• [GOAL OF THE EXERCISE]
Omit the pictures and output every entry below exactly as written.

(Figure data in JSON)
* start *

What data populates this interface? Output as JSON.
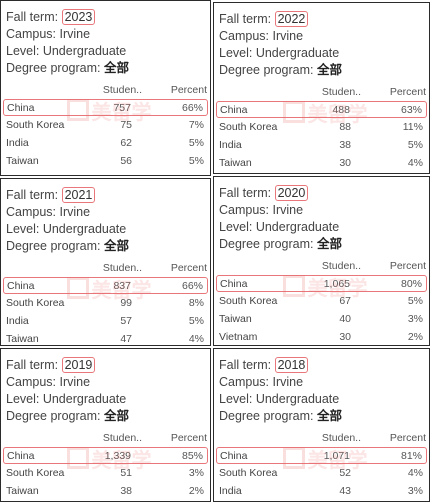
{
  "labels": {
    "fall_term": "Fall term: ",
    "campus": "Campus: Irvine",
    "level": "Level: Undergraduate",
    "degree": "Degree program: ",
    "degree_value": "全部",
    "col_students": "Studen..",
    "col_percent": "Percent"
  },
  "watermark": "美留学",
  "panels": [
    {
      "year": "2023",
      "rows": [
        {
          "country": "China",
          "students": "757",
          "percent": "66%"
        },
        {
          "country": "South Korea",
          "students": "75",
          "percent": "7%"
        },
        {
          "country": "India",
          "students": "62",
          "percent": "5%"
        },
        {
          "country": "Taiwan",
          "students": "56",
          "percent": "5%"
        }
      ]
    },
    {
      "year": "2022",
      "rows": [
        {
          "country": "China",
          "students": "488",
          "percent": "63%"
        },
        {
          "country": "South Korea",
          "students": "88",
          "percent": "11%"
        },
        {
          "country": "India",
          "students": "38",
          "percent": "5%"
        },
        {
          "country": "Taiwan",
          "students": "30",
          "percent": "4%"
        }
      ]
    },
    {
      "year": "2021",
      "rows": [
        {
          "country": "China",
          "students": "837",
          "percent": "66%"
        },
        {
          "country": "South Korea",
          "students": "99",
          "percent": "8%"
        },
        {
          "country": "India",
          "students": "57",
          "percent": "5%"
        },
        {
          "country": "Taiwan",
          "students": "47",
          "percent": "4%"
        }
      ]
    },
    {
      "year": "2020",
      "rows": [
        {
          "country": "China",
          "students": "1,065",
          "percent": "80%"
        },
        {
          "country": "South Korea",
          "students": "67",
          "percent": "5%"
        },
        {
          "country": "Taiwan",
          "students": "40",
          "percent": "3%"
        },
        {
          "country": "Vietnam",
          "students": "30",
          "percent": "2%"
        }
      ]
    },
    {
      "year": "2019",
      "rows": [
        {
          "country": "China",
          "students": "1,339",
          "percent": "85%"
        },
        {
          "country": "South Korea",
          "students": "51",
          "percent": "3%"
        },
        {
          "country": "Taiwan",
          "students": "38",
          "percent": "2%"
        }
      ]
    },
    {
      "year": "2018",
      "rows": [
        {
          "country": "China",
          "students": "1,071",
          "percent": "81%"
        },
        {
          "country": "South Korea",
          "students": "52",
          "percent": "4%"
        },
        {
          "country": "India",
          "students": "43",
          "percent": "3%"
        }
      ]
    }
  ]
}
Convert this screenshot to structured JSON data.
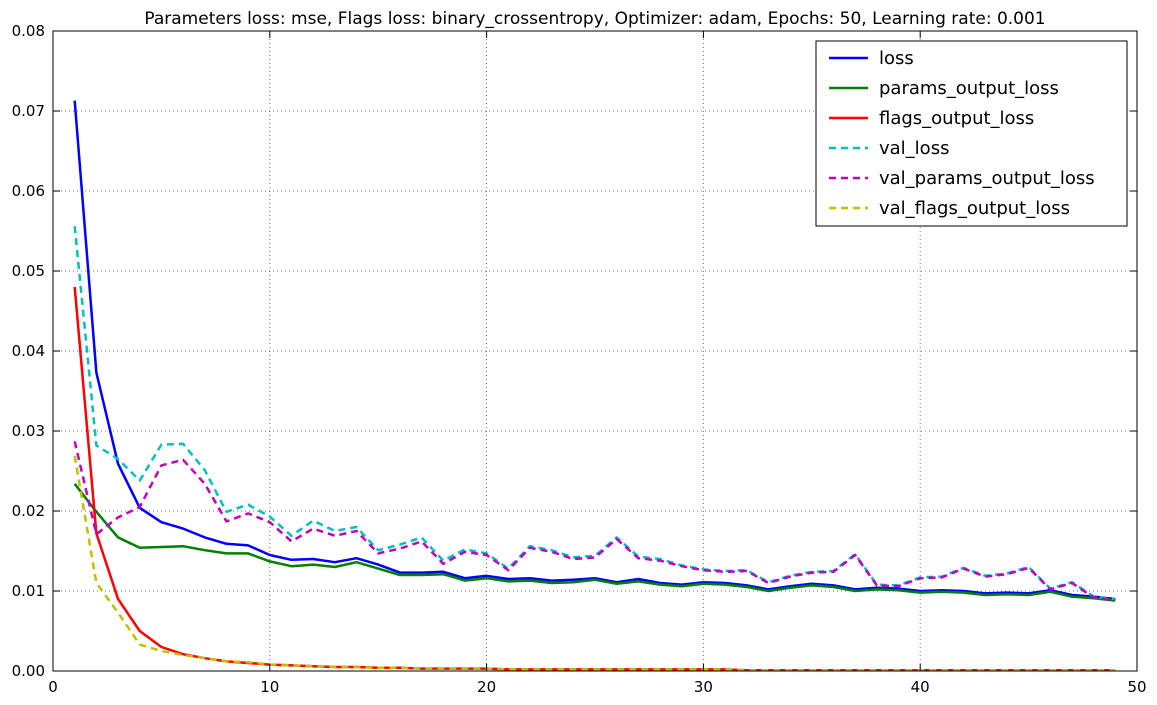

* end *

• [SOLUTION BELOW]
What data populates this interface? Output as JSON.
{
  "labels": {
    "fall_term": "Fall term: ",
    "campus": "Campus: Irvine",
    "level": "Level: Undergraduate",
    "degree": "Degree program: ",
    "degree_value": "全部",
    "col_students": "Studen..",
    "col_percent": "Percent"
  },
  "watermark": "美留学",
  "panels": [
    {
      "year": "2023",
      "rows": [
        {
          "country": "China",
          "students": "757",
          "percent": "66%"
        },
        {
          "country": "South Korea",
          "students": "75",
          "percent": "7%"
        },
        {
          "country": "India",
          "students": "62",
          "percent": "5%"
        },
        {
          "country": "Taiwan",
          "students": "56",
          "percent": "5%"
        }
      ]
    },
    {
      "year": "2022",
      "rows": [
        {
          "country": "China",
          "students": "488",
          "percent": "63%"
        },
        {
          "country": "South Korea",
          "students": "88",
          "percent": "11%"
        },
        {
          "country": "India",
          "students": "38",
          "percent": "5%"
        },
        {
          "country": "Taiwan",
          "students": "30",
          "percent": "4%"
        }
      ]
    },
    {
      "year": "2021",
      "rows": [
        {
          "country": "China",
          "students": "837",
          "percent": "66%"
        },
        {
          "country": "South Korea",
          "students": "99",
          "percent": "8%"
        },
        {
          "country": "India",
          "students": "57",
          "percent": "5%"
        },
        {
          "country": "Taiwan",
          "students": "47",
          "percent": "4%"
        }
      ]
    },
    {
      "year": "2020",
      "rows": [
        {
          "country": "China",
          "students": "1,065",
          "percent": "80%"
        },
        {
          "country": "South Korea",
          "students": "67",
          "percent": "5%"
        },
        {
          "country": "Taiwan",
          "students": "40",
          "percent": "3%"
        },
        {
          "country": "Vietnam",
          "students": "30",
          "percent": "2%"
        }
      ]
    },
    {
      "year": "2019",
      "rows": [
        {
          "country": "China",
          "students": "1,339",
          "percent": "85%"
        },
        {
          "country": "South Korea",
          "students": "51",
          "percent": "3%"
        },
        {
          "country": "Taiwan",
          "students": "38",
          "percent": "2%"
        }
      ]
    },
    {
      "year": "2018",
      "rows": [
        {
          "country": "China",
          "students": "1,071",
          "percent": "81%"
        },
        {
          "country": "South Korea",
          "students": "52",
          "percent": "4%"
        },
        {
          "country": "India",
          "students": "43",
          "percent": "3%"
        }
      ]
    }
  ]
}
Convert this screenshot to structured JSON data.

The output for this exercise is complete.